[Start of Recorded information]

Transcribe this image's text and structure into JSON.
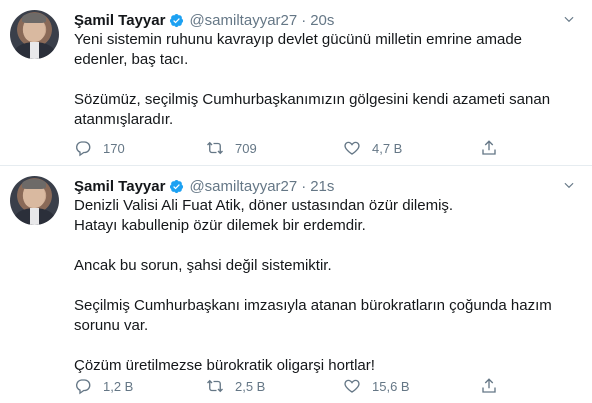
{
  "tweets": [
    {
      "name": "Şamil Tayyar",
      "handle": "@samiltayyar27",
      "separator": "·",
      "time": "20s",
      "paragraphs": [
        "Yeni sistemin ruhunu kavrayıp devlet gücünü milletin emrine amade edenler, baş tacı.",
        "Sözümüz, seçilmiş Cumhurbaşkanımızın gölgesini kendi azameti sanan atanmışlaradır."
      ],
      "replies": "170",
      "retweets": "709",
      "likes": "4,7 B"
    },
    {
      "name": "Şamil Tayyar",
      "handle": "@samiltayyar27",
      "separator": "·",
      "time": "21s",
      "paragraphs": [
        "Denizli Valisi Ali Fuat Atik, döner ustasından özür dilemiş.\nHatayı kabullenip özür dilemek bir erdemdir.",
        "Ancak bu sorun, şahsi değil sistemiktir.",
        "Seçilmiş Cumhurbaşkanı imzasıyla atanan bürokratların çoğunda hazım sorunu var.",
        "Çözüm üretilmezse bürokratik oligarşi hortlar!"
      ],
      "replies": "1,2 B",
      "retweets": "2,5 B",
      "likes": "15,6 B"
    }
  ],
  "icons": {
    "verified": "verified-badge-icon",
    "more": "chevron-down-icon",
    "reply": "reply-icon",
    "retweet": "retweet-icon",
    "like": "heart-icon",
    "share": "share-icon"
  },
  "colors": {
    "verified": "#1da1f2",
    "secondary_text": "#657786",
    "primary_text": "#14171a",
    "divider": "#e6ecf0"
  }
}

[End of Recorded information]

- _Directions_
Your task is an exact transcription of all the data, minus the pictures.

- _Exercise answer_
Transcribe this image's text and structure into JSON.
{
  "tweets": [
    {
      "name": "Şamil Tayyar",
      "handle": "@samiltayyar27",
      "separator": "·",
      "time": "20s",
      "paragraphs": [
        "Yeni sistemin ruhunu kavrayıp devlet gücünü milletin emrine amade edenler, baş tacı.",
        "Sözümüz, seçilmiş Cumhurbaşkanımızın gölgesini kendi azameti sanan atanmışlaradır."
      ],
      "replies": "170",
      "retweets": "709",
      "likes": "4,7 B"
    },
    {
      "name": "Şamil Tayyar",
      "handle": "@samiltayyar27",
      "separator": "·",
      "time": "21s",
      "paragraphs": [
        "Denizli Valisi Ali Fuat Atik, döner ustasından özür dilemiş.\nHatayı kabullenip özür dilemek bir erdemdir.",
        "Ancak bu sorun, şahsi değil sistemiktir.",
        "Seçilmiş Cumhurbaşkanı imzasıyla atanan bürokratların çoğunda hazım sorunu var.",
        "Çözüm üretilmezse bürokratik oligarşi hortlar!"
      ],
      "replies": "1,2 B",
      "retweets": "2,5 B",
      "likes": "15,6 B"
    }
  ],
  "icons": {
    "verified": "verified-badge-icon",
    "more": "chevron-down-icon",
    "reply": "reply-icon",
    "retweet": "retweet-icon",
    "like": "heart-icon",
    "share": "share-icon"
  },
  "colors": {
    "verified": "#1da1f2",
    "secondary_text": "#657786",
    "primary_text": "#14171a",
    "divider": "#e6ecf0"
  }
}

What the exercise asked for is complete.